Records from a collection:
^^^^^^^^
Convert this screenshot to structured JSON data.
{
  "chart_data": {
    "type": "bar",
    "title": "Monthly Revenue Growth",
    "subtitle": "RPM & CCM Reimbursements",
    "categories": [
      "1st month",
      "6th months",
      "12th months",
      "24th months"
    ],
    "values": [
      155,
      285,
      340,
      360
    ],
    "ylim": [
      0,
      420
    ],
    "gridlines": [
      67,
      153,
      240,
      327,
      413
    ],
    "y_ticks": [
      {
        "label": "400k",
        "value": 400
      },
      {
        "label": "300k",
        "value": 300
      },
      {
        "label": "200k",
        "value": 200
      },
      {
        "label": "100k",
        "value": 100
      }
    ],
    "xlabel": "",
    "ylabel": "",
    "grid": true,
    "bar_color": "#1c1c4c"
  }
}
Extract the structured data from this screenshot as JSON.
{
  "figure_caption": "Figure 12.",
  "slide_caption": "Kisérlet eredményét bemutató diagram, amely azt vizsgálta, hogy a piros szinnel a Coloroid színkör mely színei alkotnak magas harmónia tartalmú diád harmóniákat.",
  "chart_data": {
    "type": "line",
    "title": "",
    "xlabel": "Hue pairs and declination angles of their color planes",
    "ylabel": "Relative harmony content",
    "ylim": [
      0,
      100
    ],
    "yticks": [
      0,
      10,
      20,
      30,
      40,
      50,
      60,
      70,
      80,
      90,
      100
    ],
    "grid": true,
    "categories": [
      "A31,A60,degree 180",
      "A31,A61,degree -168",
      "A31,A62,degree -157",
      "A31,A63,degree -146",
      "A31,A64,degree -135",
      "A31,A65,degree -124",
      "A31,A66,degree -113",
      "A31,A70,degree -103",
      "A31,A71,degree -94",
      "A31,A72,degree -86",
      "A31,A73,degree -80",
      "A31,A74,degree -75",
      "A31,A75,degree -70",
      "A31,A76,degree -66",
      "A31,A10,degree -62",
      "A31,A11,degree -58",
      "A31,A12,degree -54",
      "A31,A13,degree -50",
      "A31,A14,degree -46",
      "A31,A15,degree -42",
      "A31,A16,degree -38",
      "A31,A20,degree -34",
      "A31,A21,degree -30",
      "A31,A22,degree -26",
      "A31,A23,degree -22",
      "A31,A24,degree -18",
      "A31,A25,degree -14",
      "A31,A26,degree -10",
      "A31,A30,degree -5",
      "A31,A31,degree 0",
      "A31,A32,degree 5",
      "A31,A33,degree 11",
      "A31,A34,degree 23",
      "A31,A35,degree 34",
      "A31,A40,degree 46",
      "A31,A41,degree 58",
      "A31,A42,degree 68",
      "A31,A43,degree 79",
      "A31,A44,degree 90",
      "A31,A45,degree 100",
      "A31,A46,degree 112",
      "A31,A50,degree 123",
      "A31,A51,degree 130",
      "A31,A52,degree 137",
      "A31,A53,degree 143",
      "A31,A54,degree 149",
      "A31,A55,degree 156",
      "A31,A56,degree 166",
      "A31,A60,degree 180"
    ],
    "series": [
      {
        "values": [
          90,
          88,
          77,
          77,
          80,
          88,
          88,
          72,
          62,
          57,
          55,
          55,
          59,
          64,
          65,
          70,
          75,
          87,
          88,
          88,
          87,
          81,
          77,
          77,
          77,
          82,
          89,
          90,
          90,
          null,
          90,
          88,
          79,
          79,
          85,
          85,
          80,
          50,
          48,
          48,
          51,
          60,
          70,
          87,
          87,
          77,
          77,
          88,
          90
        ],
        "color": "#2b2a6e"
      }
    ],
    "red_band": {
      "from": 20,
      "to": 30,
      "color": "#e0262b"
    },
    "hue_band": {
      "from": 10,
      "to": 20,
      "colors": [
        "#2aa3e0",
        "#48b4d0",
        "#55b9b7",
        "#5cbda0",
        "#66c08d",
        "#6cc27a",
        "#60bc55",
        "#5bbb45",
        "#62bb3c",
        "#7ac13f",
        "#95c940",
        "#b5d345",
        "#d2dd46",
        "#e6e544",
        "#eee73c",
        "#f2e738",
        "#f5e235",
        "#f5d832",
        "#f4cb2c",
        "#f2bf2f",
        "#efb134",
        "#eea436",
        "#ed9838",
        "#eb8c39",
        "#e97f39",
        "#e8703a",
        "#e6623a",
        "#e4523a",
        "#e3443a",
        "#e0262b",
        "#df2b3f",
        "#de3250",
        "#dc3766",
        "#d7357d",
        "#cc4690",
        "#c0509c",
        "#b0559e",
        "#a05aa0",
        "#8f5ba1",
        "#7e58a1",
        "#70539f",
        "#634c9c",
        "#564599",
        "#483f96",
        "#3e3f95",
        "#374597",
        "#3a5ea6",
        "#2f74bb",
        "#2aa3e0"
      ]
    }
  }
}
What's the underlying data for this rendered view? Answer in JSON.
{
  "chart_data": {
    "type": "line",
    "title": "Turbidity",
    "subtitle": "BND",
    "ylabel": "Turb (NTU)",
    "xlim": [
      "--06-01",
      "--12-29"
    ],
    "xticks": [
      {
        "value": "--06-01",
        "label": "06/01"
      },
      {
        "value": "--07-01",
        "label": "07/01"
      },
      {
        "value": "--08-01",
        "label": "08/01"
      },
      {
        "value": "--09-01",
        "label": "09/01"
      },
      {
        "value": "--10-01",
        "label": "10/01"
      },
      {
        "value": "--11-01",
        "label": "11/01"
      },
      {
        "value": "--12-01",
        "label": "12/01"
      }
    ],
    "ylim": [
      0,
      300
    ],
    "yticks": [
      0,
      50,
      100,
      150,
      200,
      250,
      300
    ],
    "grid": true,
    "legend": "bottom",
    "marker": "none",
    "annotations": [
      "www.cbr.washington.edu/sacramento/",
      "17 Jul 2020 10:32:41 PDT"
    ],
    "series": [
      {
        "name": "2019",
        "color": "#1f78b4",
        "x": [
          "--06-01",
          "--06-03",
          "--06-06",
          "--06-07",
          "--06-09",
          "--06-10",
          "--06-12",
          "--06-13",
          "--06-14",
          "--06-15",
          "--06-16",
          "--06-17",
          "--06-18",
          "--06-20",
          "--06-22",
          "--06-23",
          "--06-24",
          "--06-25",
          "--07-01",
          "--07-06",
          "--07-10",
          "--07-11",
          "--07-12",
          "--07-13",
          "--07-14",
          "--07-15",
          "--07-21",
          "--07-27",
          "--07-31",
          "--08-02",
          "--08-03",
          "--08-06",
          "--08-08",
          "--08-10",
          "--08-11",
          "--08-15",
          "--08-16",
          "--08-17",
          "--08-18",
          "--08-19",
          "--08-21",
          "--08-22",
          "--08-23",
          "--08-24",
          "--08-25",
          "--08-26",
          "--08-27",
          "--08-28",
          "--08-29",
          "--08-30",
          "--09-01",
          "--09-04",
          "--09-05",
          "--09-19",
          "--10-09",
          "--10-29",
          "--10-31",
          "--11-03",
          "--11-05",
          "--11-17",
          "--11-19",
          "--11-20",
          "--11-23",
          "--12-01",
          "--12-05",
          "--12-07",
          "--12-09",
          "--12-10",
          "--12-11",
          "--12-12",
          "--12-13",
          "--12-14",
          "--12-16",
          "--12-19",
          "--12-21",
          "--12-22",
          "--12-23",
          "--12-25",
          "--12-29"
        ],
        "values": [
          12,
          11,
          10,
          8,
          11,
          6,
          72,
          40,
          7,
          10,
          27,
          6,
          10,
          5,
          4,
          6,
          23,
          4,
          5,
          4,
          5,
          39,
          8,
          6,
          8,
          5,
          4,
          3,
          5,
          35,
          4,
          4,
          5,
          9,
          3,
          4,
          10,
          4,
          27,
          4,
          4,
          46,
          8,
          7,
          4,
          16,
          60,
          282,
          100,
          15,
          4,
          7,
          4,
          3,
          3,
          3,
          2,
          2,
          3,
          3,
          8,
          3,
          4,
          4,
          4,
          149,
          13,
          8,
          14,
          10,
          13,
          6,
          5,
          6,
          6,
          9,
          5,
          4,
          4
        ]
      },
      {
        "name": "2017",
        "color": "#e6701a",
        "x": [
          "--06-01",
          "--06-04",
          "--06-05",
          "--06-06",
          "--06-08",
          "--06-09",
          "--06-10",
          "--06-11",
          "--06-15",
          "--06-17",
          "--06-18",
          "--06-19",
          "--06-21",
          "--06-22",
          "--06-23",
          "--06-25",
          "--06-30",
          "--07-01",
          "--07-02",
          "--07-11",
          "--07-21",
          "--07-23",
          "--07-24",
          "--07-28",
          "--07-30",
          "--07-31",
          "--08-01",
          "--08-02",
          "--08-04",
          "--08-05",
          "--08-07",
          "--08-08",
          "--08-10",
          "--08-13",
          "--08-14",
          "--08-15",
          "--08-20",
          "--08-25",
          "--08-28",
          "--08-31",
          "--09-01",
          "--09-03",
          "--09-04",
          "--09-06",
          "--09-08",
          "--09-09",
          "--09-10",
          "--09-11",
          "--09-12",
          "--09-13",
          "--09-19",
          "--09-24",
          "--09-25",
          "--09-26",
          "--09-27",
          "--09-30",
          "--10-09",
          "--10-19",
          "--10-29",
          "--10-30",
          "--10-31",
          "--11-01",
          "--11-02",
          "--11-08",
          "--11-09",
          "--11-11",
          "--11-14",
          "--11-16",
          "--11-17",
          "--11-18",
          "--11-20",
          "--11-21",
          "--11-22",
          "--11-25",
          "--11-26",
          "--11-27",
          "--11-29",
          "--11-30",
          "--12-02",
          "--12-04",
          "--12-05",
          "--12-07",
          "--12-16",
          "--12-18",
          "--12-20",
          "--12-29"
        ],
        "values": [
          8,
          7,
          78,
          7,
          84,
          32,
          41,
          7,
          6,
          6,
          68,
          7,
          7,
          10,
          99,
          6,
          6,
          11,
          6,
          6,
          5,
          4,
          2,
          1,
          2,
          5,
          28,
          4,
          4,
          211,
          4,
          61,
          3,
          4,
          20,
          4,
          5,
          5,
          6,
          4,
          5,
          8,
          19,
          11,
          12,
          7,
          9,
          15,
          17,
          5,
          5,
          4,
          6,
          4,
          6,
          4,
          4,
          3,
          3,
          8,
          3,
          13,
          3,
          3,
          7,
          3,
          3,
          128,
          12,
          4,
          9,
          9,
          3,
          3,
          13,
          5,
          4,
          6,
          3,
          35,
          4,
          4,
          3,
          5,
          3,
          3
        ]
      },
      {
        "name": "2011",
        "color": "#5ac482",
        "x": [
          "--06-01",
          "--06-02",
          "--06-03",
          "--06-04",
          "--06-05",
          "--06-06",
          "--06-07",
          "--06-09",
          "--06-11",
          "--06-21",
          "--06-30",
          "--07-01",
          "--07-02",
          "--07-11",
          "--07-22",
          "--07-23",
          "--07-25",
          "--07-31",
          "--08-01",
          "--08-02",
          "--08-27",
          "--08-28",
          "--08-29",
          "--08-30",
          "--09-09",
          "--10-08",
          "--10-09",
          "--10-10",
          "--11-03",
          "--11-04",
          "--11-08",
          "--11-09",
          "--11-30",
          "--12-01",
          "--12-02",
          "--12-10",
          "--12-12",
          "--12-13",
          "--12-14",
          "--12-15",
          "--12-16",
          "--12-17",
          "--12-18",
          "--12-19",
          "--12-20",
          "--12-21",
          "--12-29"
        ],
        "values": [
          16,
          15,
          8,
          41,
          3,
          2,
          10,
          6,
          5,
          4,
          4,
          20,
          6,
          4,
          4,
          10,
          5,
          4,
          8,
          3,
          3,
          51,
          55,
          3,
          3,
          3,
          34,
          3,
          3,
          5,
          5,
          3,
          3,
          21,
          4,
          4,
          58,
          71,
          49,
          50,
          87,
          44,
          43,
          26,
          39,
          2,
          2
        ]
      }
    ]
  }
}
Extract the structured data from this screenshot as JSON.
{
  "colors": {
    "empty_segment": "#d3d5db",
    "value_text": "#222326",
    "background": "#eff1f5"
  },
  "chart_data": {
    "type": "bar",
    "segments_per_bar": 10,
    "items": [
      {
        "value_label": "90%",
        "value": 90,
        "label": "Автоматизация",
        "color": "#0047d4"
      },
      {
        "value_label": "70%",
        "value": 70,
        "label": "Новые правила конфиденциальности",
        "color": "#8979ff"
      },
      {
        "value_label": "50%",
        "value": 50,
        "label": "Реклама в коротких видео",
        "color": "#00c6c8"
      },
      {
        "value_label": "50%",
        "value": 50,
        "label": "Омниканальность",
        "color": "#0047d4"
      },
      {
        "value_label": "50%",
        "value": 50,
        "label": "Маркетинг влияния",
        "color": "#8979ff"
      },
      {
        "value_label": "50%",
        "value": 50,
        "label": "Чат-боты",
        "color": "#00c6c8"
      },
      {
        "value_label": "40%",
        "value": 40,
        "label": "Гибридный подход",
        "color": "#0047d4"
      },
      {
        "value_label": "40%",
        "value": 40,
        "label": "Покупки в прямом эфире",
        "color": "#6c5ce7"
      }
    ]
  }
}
^^^^^^^^
Stated task:
Filter the entries above down to the lines containing the word "ylabel".

Task response:
    "ylabel": "",
    "ylabel": "Relative harmony content",
    "ylabel": "Turb (NTU)",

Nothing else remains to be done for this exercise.